WHAT TO PRODUCE = Reproduce the full listing that appears beneath this instruction exactly.

ITEMS =
** BEGIN **
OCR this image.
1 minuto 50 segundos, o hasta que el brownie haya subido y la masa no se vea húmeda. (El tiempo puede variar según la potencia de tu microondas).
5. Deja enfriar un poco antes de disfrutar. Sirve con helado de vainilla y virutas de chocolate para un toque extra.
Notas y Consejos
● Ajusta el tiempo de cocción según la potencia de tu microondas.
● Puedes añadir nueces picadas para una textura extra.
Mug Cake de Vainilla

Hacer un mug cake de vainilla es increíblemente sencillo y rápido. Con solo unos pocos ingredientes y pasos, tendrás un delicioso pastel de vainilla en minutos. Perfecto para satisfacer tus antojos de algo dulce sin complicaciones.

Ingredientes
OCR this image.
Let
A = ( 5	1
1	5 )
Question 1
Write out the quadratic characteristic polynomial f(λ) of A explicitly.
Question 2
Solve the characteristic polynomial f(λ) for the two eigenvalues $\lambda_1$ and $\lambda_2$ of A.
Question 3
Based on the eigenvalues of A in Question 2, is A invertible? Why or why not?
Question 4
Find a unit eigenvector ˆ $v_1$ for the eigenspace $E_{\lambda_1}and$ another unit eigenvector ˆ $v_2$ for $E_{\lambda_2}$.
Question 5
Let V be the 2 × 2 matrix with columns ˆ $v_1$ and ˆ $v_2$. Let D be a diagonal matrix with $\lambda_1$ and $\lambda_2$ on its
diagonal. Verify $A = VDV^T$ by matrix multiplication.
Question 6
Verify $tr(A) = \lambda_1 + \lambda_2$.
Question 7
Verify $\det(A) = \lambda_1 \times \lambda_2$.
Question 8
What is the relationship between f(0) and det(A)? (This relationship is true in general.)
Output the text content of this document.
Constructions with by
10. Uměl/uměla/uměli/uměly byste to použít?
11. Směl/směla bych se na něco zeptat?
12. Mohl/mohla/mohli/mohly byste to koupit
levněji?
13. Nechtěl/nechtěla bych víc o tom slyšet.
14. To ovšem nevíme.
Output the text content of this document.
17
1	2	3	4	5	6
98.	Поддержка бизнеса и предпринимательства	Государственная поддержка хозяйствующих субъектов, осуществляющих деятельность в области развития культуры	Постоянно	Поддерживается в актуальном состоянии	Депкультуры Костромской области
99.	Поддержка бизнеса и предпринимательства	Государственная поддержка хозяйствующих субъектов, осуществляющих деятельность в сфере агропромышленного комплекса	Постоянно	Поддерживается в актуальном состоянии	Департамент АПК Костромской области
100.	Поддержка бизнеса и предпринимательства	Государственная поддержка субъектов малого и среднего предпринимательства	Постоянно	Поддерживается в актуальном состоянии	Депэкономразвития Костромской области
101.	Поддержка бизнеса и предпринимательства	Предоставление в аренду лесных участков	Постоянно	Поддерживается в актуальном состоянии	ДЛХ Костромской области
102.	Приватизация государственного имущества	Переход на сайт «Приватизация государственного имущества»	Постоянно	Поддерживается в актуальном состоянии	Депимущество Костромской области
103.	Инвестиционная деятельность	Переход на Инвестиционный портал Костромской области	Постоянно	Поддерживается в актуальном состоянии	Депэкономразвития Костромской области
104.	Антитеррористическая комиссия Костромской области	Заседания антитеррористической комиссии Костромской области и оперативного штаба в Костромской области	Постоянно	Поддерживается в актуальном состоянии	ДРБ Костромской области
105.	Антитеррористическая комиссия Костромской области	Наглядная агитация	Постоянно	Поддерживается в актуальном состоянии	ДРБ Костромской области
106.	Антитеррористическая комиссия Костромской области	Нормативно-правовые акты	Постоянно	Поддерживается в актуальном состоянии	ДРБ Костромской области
** END **
RESPONSE TO THIS TASK =
OCR this image.
1 minuto 50 segundos, o hasta que el brownie haya subido y la masa no se vea húmeda. (El tiempo puede variar según la potencia de tu microondas).
5. Deja enfriar un poco antes de disfrutar. Sirve con helado de vainilla y virutas de chocolate para un toque extra.
Notas y Consejos
● Ajusta el tiempo de cocción según la potencia de tu microondas.
● Puedes añadir nueces picadas para una textura extra.
Mug Cake de Vainilla

Hacer un mug cake de vainilla es increíblemente sencillo y rápido. Con solo unos pocos ingredientes y pasos, tendrás un delicioso pastel de vainilla en minutos. Perfecto para satisfacer tus antojos de algo dulce sin complicaciones.

Ingredientes
OCR this image.
Let
A = ( 5	1
1	5 )
Question 1
Write out the quadratic characteristic polynomial f(λ) of A explicitly.
Question 2
Solve the characteristic polynomial f(λ) for the two eigenvalues $\lambda_1$ and $\lambda_2$ of A.
Question 3
Based on the eigenvalues of A in Question 2, is A invertible? Why or why not?
Question 4
Find a unit eigenvector ˆ $v_1$ for the eigenspace $E_{\lambda_1}and$ another unit eigenvector ˆ $v_2$ for $E_{\lambda_2}$.
Question 5
Let V be the 2 × 2 matrix with columns ˆ $v_1$ and ˆ $v_2$. Let D be a diagonal matrix with $\lambda_1$ and $\lambda_2$ on its
diagonal. Verify $A = VDV^T$ by matrix multiplication.
Question 6
Verify $tr(A) = \lambda_1 + \lambda_2$.
Question 7
Verify $\det(A) = \lambda_1 \times \lambda_2$.
Question 8
What is the relationship between f(0) and det(A)? (This relationship is true in general.)
Output the text content of this document.
Constructions with by
10. Uměl/uměla/uměli/uměly byste to použít?
11. Směl/směla bych se na něco zeptat?
12. Mohl/mohla/mohli/mohly byste to koupit
levněji?
13. Nechtěl/nechtěla bych víc o tom slyšet.
14. To ovšem nevíme.
Output the text content of this document.
17
1	2	3	4	5	6
98.	Поддержка бизнеса и предпринимательства	Государственная поддержка хозяйствующих субъектов, осуществляющих деятельность в области развития культуры	Постоянно	Поддерживается в актуальном состоянии	Депкультуры Костромской области
99.	Поддержка бизнеса и предпринимательства	Государственная поддержка хозяйствующих субъектов, осуществляющих деятельность в сфере агропромышленного комплекса	Постоянно	Поддерживается в актуальном состоянии	Департамент АПК Костромской области
100.	Поддержка бизнеса и предпринимательства	Государственная поддержка субъектов малого и среднего предпринимательства	Постоянно	Поддерживается в актуальном состоянии	Депэкономразвития Костромской области
101.	Поддержка бизнеса и предпринимательства	Предоставление в аренду лесных участков	Постоянно	Поддерживается в актуальном состоянии	ДЛХ Костромской области
102.	Приватизация государственного имущества	Переход на сайт «Приватизация государственного имущества»	Постоянно	Поддерживается в актуальном состоянии	Депимущество Костромской области
103.	Инвестиционная деятельность	Переход на Инвестиционный портал Костромской области	Постоянно	Поддерживается в актуальном состоянии	Депэкономразвития Костромской области
104.	Антитеррористическая комиссия Костромской области	Заседания антитеррористической комиссии Костромской области и оперативного штаба в Костромской области	Постоянно	Поддерживается в актуальном состоянии	ДРБ Костромской области
105.	Антитеррористическая комиссия Костромской области	Наглядная агитация	Постоянно	Поддерживается в актуальном состоянии	ДРБ Костромской области
106.	Антитеррористическая комиссия Костромской области	Нормативно-правовые акты	Постоянно	Поддерживается в актуальном состоянии	ДРБ Костромской области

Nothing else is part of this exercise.